### Consignes
1 - D'après l'extrait sur la présidentielle brésilienne, quel résultat le sondage Ibope publié lundi prévoit-il au second tour ?
2 - Poursuivez l'extrait sur la présidentielle brésilienne à partir de sa dernière phrase.

### Extrait
┏━━
Jusqu’à
présent une victoire du candidat du PT (Parti des Travailleurs) au
second tour face à l’extrême-droite semblait le scénario le plus
probable. Mais les derniers sondages qui créditent Jair Bolsonaro à plus
de 30% des intentions de vote montrent que sa victoire est en réalité
possible. Et cela d’autant plus que, depuis quelques jours, des soutiens
du candidat du PSDB (droite), Geraldo Alckmin, font défection pour se
ranger derrière Bolsonaro. Le pouvoir judiciaire entre, quant à lui
aussi, dans le jeu électoral pour favoriser le candidat
d'extrême-droite.
A quelques jours du premier tour, Bolsonaro accroit son avantage dans les sondages
Lundi, l’institut Ibope publiait un sondage accréditant Jair
Bolsonaro, le candidat d’extrême-droite se revendiquant de la dictature
de 31% des intentions de vote au premier tour des élections
présidentielles ce dimanche, soit 4 points de plus que jeudi dernier.
Haddad, candidat du Parti des Travailleurs, remplaçant de Lula
incarcéré, pour sa part stagne avec 21% d’intentions de vote.
Plus inquiétant pour le PT, la proportion d’électeurs excluant de
voter pour son candidat a grimpé de 27 à 38%, alors que pour Bolsonaro
elle se maintenait à 44%. Au second tour, le sondage prévoit les deux
candidats à égalité avec 42% des voix, tandis que Haddad l’emportait
(42% contre 38%) jeudi dernier.
Un autre sondage publié dimanche par l’institut MDA donnait Bolsonaro
à 28% d’intentions de vote et 25,2% pour Haddad. Dans les deux cas, les
derniers sondages publiés donnent Bolsonaro en tête au premier tour
avec une progression des intentions de vote.
Malgré un taux important de transfert de voix de Lula vers Haddad, ce
qui est certain c’est que le PT peine à progresser dans les régions du
sud et du sud-est même s’il maintient son avantage dans les régions
populaires du Nordeste qui votent traditionnellement pour le candidat du
PT.
Une partie des classes dominantes a penché pour Bolsonaro ?
Ce renforcement du candidat de l’extrême-droite est dû en partie au
fait que ces derniers jours il a reçu le soutien explicite ou tacite de
certains secteurs des classes dominantes liées au pouvoir judiciaire ou
aux grands médias, sans parler de la réaction positive des marchés suite
à la publication des sondages favorables à Bolsonaro.
┗━━
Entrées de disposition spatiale
┏━━
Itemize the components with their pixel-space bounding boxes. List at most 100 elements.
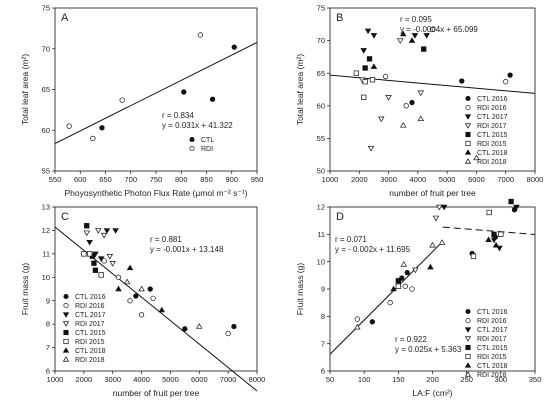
point-ctl-2017	[97, 256, 105, 262]
legend-entry-rdi-2018: RDI 2018	[477, 372, 507, 379]
legend-entry-rdi-2018: RDI 2018	[477, 159, 507, 166]
regression-line	[329, 244, 440, 355]
legend-marker-ctl-2018	[464, 362, 472, 368]
y-tick-label: 55	[42, 167, 50, 176]
point-rdi-2015	[81, 251, 87, 257]
y-axis-label: Fruit mass (g)	[20, 263, 30, 316]
legend-entry-rdi-2015: RDI 2015	[477, 141, 507, 148]
y-tick-label: 8	[321, 312, 325, 321]
point-rdi-2016	[354, 316, 360, 322]
y-tick-label: 65	[42, 85, 50, 94]
legend-marker-rdi	[189, 145, 195, 152]
y-tick-label: 6	[46, 367, 50, 376]
panel-a: A 550 600 650 700 750 800 850 900 950 55 60 65 70 75 Ph…	[20, 4, 263, 198]
x-tick-label: 4000	[133, 375, 150, 384]
y-tick-label: 9	[321, 285, 325, 294]
point-ctl-2015	[508, 198, 514, 205]
point-ctl-2015	[395, 278, 401, 284]
y-tick-label: 13	[42, 203, 50, 212]
x-tick-label: 5000	[439, 175, 456, 184]
x-tick-label: 2000	[76, 375, 93, 384]
point-ctl-2017	[370, 33, 378, 39]
point-ctl-2015	[92, 267, 99, 273]
point-ctl-2016	[507, 72, 513, 78]
legend-marker-ctl-2017	[464, 114, 472, 120]
point-ctl-2017	[360, 48, 367, 54]
legend-marker-rdi-2018	[62, 356, 70, 362]
x-tick-label: 5000	[162, 375, 179, 384]
regression-annotation: r = 0.922	[395, 335, 427, 344]
point-ctl-2016	[409, 99, 415, 106]
legend-marker-ctl	[189, 136, 195, 143]
point-rdi-2016	[402, 283, 408, 289]
x-axis-label: number of fruit per tree	[389, 188, 476, 198]
regression-annotation: y = -0.001x + 13.148	[150, 245, 224, 254]
regression-annotation: y = 0.031x + 41.322	[162, 121, 233, 130]
point-ctl-2018	[370, 63, 378, 69]
legend-entry-rdi-2017: RDI 2017	[75, 321, 105, 328]
x-tick-label: 250	[460, 375, 473, 384]
point-rdi-2018	[429, 241, 436, 248]
point-ctl-2016	[404, 269, 410, 276]
point-ctl-2017	[411, 33, 419, 39]
legend-entry-rdi-2017: RDI 2017	[477, 123, 507, 130]
point-ctl-2017	[86, 239, 93, 246]
legend-entry-rdi: RDI	[201, 146, 213, 153]
x-tick-label: 7000	[497, 175, 514, 184]
point-rdi-2015	[353, 70, 360, 76]
x-tick-label: 350	[529, 375, 542, 384]
point-rdi-2018	[196, 323, 203, 329]
x-axis-label: LA:F (cm²)	[412, 388, 452, 398]
x-tick-label: 550	[49, 175, 62, 184]
point-rdi-2015	[361, 94, 367, 100]
point-rdi-2017	[436, 204, 443, 211]
point-rdi-2016	[115, 274, 122, 280]
regression-annotation: r = 0.834	[162, 111, 194, 120]
y-axis-label: Total leaf area (m²)	[295, 54, 305, 125]
panel-letter: D	[336, 211, 344, 223]
x-tick-label: 900	[225, 175, 238, 184]
point-rdi-2015	[86, 251, 93, 257]
point-ctl-2015	[362, 65, 368, 71]
x-tick-label: 200	[426, 375, 439, 384]
legend-marker-ctl-2016	[465, 95, 471, 102]
y-tick-label: 11	[42, 249, 50, 258]
y-axis-label: Fruit mass (g)	[295, 263, 305, 316]
point-rdi-2018	[438, 239, 446, 245]
x-tick-label: 8000	[249, 375, 266, 384]
y-tick-label: 60	[42, 126, 50, 135]
point-ctl-2016	[147, 286, 153, 292]
x-tick-label: 2000	[351, 175, 368, 184]
point-ctl-2016	[133, 293, 139, 299]
regression-line	[442, 226, 536, 235]
point-rdi-2017	[377, 116, 385, 123]
point-rdi-2015	[498, 231, 504, 237]
x-tick-label: 6000	[191, 375, 208, 384]
point-ctl-2018	[492, 241, 500, 248]
panel-b: B 1000 2000 3000 4000 5000 6000 7000 8000 50 55 60 6…	[295, 4, 543, 198]
point-ctl-2018	[115, 285, 122, 292]
legend-entry-ctl-2017: CTL 2017	[75, 312, 106, 319]
point-rdi-2015	[486, 209, 492, 216]
point-rdi	[90, 135, 96, 142]
legend-marker-ctl-2016	[465, 308, 471, 315]
point-rdi-2017	[412, 267, 419, 274]
legend-marker-rdi-2017	[464, 336, 472, 342]
x-tick-label: 6000	[468, 175, 485, 184]
x-tick-label: 950	[251, 175, 264, 184]
point-rdi-2016	[138, 312, 145, 318]
legend-marker-rdi-2017	[464, 123, 472, 129]
legend-marker-rdi-2018	[464, 371, 472, 377]
legend-entry-ctl-2016: CTL 2016	[75, 294, 106, 301]
plot-frame	[54, 206, 258, 372]
y-tick-label: 7	[46, 343, 50, 352]
plot-frame	[54, 7, 258, 172]
point-rdi	[119, 97, 125, 103]
point-ctl-2017	[513, 204, 520, 211]
legend-entry-ctl-2016: CTL 2016	[477, 96, 508, 103]
point-rdi-2016	[127, 298, 133, 304]
legend-marker-ctl-2017	[62, 312, 70, 318]
point-ctl	[209, 96, 216, 102]
point-rdi-2015	[395, 283, 401, 289]
point-ctl	[231, 44, 237, 50]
┗━━
### Réponses attendues
1 - Il prévoit les deux candidats à égalité, avec 42 % des voix chacun.

2 -
En ce sens, en réponse à la mobilisation des femmes au Brésil
pour dire non à Bolsonaro, l’épouse du juge Sergio Moro chargé de
l’enquête anticorruption Lava-Jato, entre autres contre l’ex-président
du PT Lula, a publié sur son profil Instagram un post contre le
mouvement des femmes tout en appelant à voter le candidat réactionnaire,
arguant qu’il ne fallait pas voter pour un « bandit », manifestant
ainsi son soutien à l’autoritarisme et l’arbitraire judiciaire qui
empêchait le peuple de décider pour qui voter et pour lequel le juge
Moro était l’un des principaux agents du coup d’État institutionnel.
Pour sa part, le juge Sergio Moro est également entré dans le jeu
électoral pour favoriser le candidat d’extrême-droite. Ce lundi, il a
révélé une déclaration d’un ancien ministre de Lula et de Dilma
Rousseff, Antonio Palocci. Dans ce document, il est affirmé que l’ancien
président lui avait demandé « d’utiliser des ressources illicites »
dans les campagnes de Dilma.
Ce magistrat, responsable de l’emprisonnement de Lula lui interdisant
également d’être candidat a donc publié à moins d’une semaine du
premier tour une déclaration de Palocci, moyen pour ce juge proche de
l’Ambassade et du département d’Etat Américain de participer dans la
manipulation de ces élections. Or, ce document n’apporte aucune preuve
et avait été rejeté par le ministère public. Néanmoins, il est possible
que de telles déclarations affectent la candidature du PT.
De plus, alors que le candidat du PT, Haddad, fait des appels au PSDB
à s’unir face à Bolsonaro en voulant transformer la haine de Bolsonaro
en un pacte avec la droite putschiste plusieurs alliés du candidat à la
présidence pour le PSDB, Geraldo Alckmin, ont commencé à exprimer leur
soutien de manière plus ou moins explicite notamment au travers de
déclarations sur les réseaux sociaux.
Les gestes du candidat du PT à l’égard du « grand centre » peuvent
aussi être en train de jouer contre lui. En effet, un secteur de
l’électorat rejetant les politiciens traditionnels pourrait commencer à
le voir comme « le candidat de la classe politique traditionnelle ».
Dans ces cordonnées, si les tendances exprimées par les sondages se
confirment, une victoire de Bolsonaro au second tour de la
présidentielle (pour certains il y a même des possibilités d’une
victoire dès le premier tour) n’est nullement à exclure. Un scénario qui
pose des dangers importants pour les travailleurs et les classes
populaires.
C’est dans la rue que l’on combat l’arbitraire du pouvoir judiciaire et l’extrême-droite
A tous ces gestes en faveur de Bolsonaro de la part de certains
secteurs des classes dominantes, il faut ajouter le fait que
l’acharnement du pouvoir judiciaire contre Lula continue : ce n’est que
cette semaine que l’ex-président a été autorisé à concéder une
interview, en même temps que l’on vient de lui interdire de voter
dimanche prochain.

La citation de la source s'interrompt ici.